*Work to complete*
Exact reproduction is required for all entries.
--- START OF Available records ---
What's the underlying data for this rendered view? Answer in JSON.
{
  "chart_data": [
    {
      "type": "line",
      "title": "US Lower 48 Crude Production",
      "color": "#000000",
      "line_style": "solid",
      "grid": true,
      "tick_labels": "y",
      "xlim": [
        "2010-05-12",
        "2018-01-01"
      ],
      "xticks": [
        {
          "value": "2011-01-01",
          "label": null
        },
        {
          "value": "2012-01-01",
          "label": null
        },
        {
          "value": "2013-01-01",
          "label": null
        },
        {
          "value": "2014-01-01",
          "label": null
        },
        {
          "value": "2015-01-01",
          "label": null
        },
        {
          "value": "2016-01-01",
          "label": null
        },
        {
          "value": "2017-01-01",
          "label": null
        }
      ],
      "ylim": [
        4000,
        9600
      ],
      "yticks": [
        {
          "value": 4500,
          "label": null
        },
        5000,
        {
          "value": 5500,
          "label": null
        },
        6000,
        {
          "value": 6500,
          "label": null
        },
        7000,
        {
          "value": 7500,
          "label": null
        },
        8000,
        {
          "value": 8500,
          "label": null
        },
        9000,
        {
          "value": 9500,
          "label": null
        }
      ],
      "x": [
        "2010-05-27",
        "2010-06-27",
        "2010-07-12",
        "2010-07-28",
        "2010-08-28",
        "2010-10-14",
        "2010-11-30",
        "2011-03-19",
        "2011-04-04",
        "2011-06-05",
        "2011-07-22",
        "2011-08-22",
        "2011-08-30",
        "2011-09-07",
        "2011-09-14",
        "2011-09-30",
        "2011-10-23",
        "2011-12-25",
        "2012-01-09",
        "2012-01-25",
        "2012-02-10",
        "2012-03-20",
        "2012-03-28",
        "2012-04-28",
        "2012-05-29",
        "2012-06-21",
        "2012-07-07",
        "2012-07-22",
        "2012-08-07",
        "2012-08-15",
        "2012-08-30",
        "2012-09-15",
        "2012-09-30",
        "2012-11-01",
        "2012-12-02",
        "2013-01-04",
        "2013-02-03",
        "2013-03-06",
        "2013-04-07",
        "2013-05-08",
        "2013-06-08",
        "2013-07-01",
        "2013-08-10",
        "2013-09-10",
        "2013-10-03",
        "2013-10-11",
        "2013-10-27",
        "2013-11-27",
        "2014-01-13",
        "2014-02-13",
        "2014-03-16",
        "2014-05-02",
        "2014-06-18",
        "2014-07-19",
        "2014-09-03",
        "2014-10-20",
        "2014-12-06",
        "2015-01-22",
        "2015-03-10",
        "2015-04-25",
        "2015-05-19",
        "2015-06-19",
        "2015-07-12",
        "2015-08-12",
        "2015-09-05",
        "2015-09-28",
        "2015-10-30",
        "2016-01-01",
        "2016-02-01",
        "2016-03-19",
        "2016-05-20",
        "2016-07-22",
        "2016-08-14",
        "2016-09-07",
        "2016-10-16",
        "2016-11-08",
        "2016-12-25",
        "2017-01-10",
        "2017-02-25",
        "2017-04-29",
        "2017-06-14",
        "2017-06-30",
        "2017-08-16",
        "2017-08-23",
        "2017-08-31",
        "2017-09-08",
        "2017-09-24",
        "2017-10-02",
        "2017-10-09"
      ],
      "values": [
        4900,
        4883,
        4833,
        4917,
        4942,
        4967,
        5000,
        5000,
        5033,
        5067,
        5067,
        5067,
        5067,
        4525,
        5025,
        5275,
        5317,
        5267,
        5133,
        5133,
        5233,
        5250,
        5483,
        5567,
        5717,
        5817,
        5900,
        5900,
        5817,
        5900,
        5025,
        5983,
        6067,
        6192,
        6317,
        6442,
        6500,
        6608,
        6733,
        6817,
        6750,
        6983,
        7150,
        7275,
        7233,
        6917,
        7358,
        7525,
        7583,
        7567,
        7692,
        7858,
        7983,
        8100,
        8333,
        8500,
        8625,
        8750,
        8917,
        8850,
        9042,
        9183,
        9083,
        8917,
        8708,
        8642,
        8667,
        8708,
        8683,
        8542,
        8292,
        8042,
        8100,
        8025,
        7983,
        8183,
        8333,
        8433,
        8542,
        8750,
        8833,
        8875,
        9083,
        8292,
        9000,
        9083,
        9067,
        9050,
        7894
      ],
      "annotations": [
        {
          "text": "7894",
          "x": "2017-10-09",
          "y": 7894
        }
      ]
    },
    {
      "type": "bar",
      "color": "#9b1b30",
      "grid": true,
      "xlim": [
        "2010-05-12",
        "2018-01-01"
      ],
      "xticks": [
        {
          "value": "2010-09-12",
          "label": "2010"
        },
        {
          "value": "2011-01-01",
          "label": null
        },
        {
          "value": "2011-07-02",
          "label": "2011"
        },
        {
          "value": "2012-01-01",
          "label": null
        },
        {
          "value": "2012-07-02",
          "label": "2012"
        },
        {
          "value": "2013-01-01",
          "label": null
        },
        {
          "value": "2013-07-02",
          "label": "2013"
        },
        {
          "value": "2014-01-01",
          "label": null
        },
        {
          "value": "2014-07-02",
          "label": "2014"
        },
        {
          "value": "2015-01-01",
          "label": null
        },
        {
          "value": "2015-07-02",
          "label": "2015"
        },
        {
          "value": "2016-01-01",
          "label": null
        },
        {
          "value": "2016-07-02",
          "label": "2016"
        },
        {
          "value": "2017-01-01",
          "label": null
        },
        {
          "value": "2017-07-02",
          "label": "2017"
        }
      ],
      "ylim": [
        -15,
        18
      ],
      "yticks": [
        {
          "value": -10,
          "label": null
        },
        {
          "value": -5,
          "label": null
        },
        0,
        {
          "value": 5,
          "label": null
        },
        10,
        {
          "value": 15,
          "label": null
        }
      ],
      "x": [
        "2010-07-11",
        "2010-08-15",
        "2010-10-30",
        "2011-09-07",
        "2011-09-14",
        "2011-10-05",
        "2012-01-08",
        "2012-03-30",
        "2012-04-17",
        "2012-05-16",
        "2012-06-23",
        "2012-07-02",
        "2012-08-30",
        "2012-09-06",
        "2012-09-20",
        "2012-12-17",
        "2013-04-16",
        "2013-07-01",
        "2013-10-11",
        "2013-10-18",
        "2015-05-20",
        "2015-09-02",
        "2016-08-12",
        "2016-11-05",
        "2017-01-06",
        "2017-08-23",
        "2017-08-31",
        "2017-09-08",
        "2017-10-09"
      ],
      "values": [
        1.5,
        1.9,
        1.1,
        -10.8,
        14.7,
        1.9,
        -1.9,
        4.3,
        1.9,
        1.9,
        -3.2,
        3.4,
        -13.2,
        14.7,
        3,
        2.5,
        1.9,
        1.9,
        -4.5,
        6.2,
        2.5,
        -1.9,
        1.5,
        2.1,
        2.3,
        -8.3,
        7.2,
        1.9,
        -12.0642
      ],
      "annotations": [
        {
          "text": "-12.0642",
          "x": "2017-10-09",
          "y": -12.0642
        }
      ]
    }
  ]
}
--- END OF Available records ---
*Worked solution*
What's the underlying data for this rendered view? Answer in JSON.
{
  "chart_data": [
    {
      "type": "line",
      "title": "US Lower 48 Crude Production",
      "color": "#000000",
      "line_style": "solid",
      "grid": true,
      "tick_labels": "y",
      "xlim": [
        "2010-05-12",
        "2018-01-01"
      ],
      "xticks": [
        {
          "value": "2011-01-01",
          "label": null
        },
        {
          "value": "2012-01-01",
          "label": null
        },
        {
          "value": "2013-01-01",
          "label": null
        },
        {
          "value": "2014-01-01",
          "label": null
        },
        {
          "value": "2015-01-01",
          "label": null
        },
        {
          "value": "2016-01-01",
          "label": null
        },
        {
          "value": "2017-01-01",
          "label": null
        }
      ],
      "ylim": [
        4000,
        9600
      ],
      "yticks": [
        {
          "value": 4500,
          "label": null
        },
        5000,
        {
          "value": 5500,
          "label": null
        },
        6000,
        {
          "value": 6500,
          "label": null
        },
        7000,
        {
          "value": 7500,
          "label": null
        },
        8000,
        {
          "value": 8500,
          "label": null
        },
        9000,
        {
          "value": 9500,
          "label": null
        }
      ],
      "x": [
        "2010-05-27",
        "2010-06-27",
        "2010-07-12",
        "2010-07-28",
        "2010-08-28",
        "2010-10-14",
        "2010-11-30",
        "2011-03-19",
        "2011-04-04",
        "2011-06-05",
        "2011-07-22",
        "2011-08-22",
        "2011-08-30",
        "2011-09-07",
        "2011-09-14",
        "2011-09-30",
        "2011-10-23",
        "2011-12-25",
        "2012-01-09",
        "2012-01-25",
        "2012-02-10",
        "2012-03-20",
        "2012-03-28",
        "2012-04-28",
        "2012-05-29",
        "2012-06-21",
        "2012-07-07",
        "2012-07-22",
        "2012-08-07",
        "2012-08-15",
        "2012-08-30",
        "2012-09-15",
        "2012-09-30",
        "2012-11-01",
        "2012-12-02",
        "2013-01-04",
        "2013-02-03",
        "2013-03-06",
        "2013-04-07",
        "2013-05-08",
        "2013-06-08",
        "2013-07-01",
        "2013-08-10",
        "2013-09-10",
        "2013-10-03",
        "2013-10-11",
        "2013-10-27",
        "2013-11-27",
        "2014-01-13",
        "2014-02-13",
        "2014-03-16",
        "2014-05-02",
        "2014-06-18",
        "2014-07-19",
        "2014-09-03",
        "2014-10-20",
        "2014-12-06",
        "2015-01-22",
        "2015-03-10",
        "2015-04-25",
        "2015-05-19",
        "2015-06-19",
        "2015-07-12",
        "2015-08-12",
        "2015-09-05",
        "2015-09-28",
        "2015-10-30",
        "2016-01-01",
        "2016-02-01",
        "2016-03-19",
        "2016-05-20",
        "2016-07-22",
        "2016-08-14",
        "2016-09-07",
        "2016-10-16",
        "2016-11-08",
        "2016-12-25",
        "2017-01-10",
        "2017-02-25",
        "2017-04-29",
        "2017-06-14",
        "2017-06-30",
        "2017-08-16",
        "2017-08-23",
        "2017-08-31",
        "2017-09-08",
        "2017-09-24",
        "2017-10-02",
        "2017-10-09"
      ],
      "values": [
        4900,
        4883,
        4833,
        4917,
        4942,
        4967,
        5000,
        5000,
        5033,
        5067,
        5067,
        5067,
        5067,
        4525,
        5025,
        5275,
        5317,
        5267,
        5133,
        5133,
        5233,
        5250,
        5483,
        5567,
        5717,
        5817,
        5900,
        5900,
        5817,
        5900,
        5025,
        5983,
        6067,
        6192,
        6317,
        6442,
        6500,
        6608,
        6733,
        6817,
        6750,
        6983,
        7150,
        7275,
        7233,
        6917,
        7358,
        7525,
        7583,
        7567,
        7692,
        7858,
        7983,
        8100,
        8333,
        8500,
        8625,
        8750,
        8917,
        8850,
        9042,
        9183,
        9083,
        8917,
        8708,
        8642,
        8667,
        8708,
        8683,
        8542,
        8292,
        8042,
        8100,
        8025,
        7983,
        8183,
        8333,
        8433,
        8542,
        8750,
        8833,
        8875,
        9083,
        8292,
        9000,
        9083,
        9067,
        9050,
        7894
      ],
      "annotations": [
        {
          "text": "7894",
          "x": "2017-10-09",
          "y": 7894
        }
      ]
    },
    {
      "type": "bar",
      "color": "#9b1b30",
      "grid": true,
      "xlim": [
        "2010-05-12",
        "2018-01-01"
      ],
      "xticks": [
        {
          "value": "2010-09-12",
          "label": "2010"
        },
        {
          "value": "2011-01-01",
          "label": null
        },
        {
          "value": "2011-07-02",
          "label": "2011"
        },
        {
          "value": "2012-01-01",
          "label": null
        },
        {
          "value": "2012-07-02",
          "label": "2012"
        },
        {
          "value": "2013-01-01",
          "label": null
        },
        {
          "value": "2013-07-02",
          "label": "2013"
        },
        {
          "value": "2014-01-01",
          "label": null
        },
        {
          "value": "2014-07-02",
          "label": "2014"
        },
        {
          "value": "2015-01-01",
          "label": null
        },
        {
          "value": "2015-07-02",
          "label": "2015"
        },
        {
          "value": "2016-01-01",
          "label": null
        },
        {
          "value": "2016-07-02",
          "label": "2016"
        },
        {
          "value": "2017-01-01",
          "label": null
        },
        {
          "value": "2017-07-02",
          "label": "2017"
        }
      ],
      "ylim": [
        -15,
        18
      ],
      "yticks": [
        {
          "value": -10,
          "label": null
        },
        {
          "value": -5,
          "label": null
        },
        0,
        {
          "value": 5,
          "label": null
        },
        10,
        {
          "value": 15,
          "label": null
        }
      ],
      "x": [
        "2010-07-11",
        "2010-08-15",
        "2010-10-30",
        "2011-09-07",
        "2011-09-14",
        "2011-10-05",
        "2012-01-08",
        "2012-03-30",
        "2012-04-17",
        "2012-05-16",
        "2012-06-23",
        "2012-07-02",
        "2012-08-30",
        "2012-09-06",
        "2012-09-20",
        "2012-12-17",
        "2013-04-16",
        "2013-07-01",
        "2013-10-11",
        "2013-10-18",
        "2015-05-20",
        "2015-09-02",
        "2016-08-12",
        "2016-11-05",
        "2017-01-06",
        "2017-08-23",
        "2017-08-31",
        "2017-09-08",
        "2017-10-09"
      ],
      "values": [
        1.5,
        1.9,
        1.1,
        -10.8,
        14.7,
        1.9,
        -1.9,
        4.3,
        1.9,
        1.9,
        -3.2,
        3.4,
        -13.2,
        14.7,
        3,
        2.5,
        1.9,
        1.9,
        -4.5,
        6.2,
        2.5,
        -1.9,
        1.5,
        2.1,
        2.3,
        -8.3,
        7.2,
        1.9,
        -12.0642
      ],
      "annotations": [
        {
          "text": "-12.0642",
          "x": "2017-10-09",
          "y": -12.0642
        }
      ]
    }
  ]
}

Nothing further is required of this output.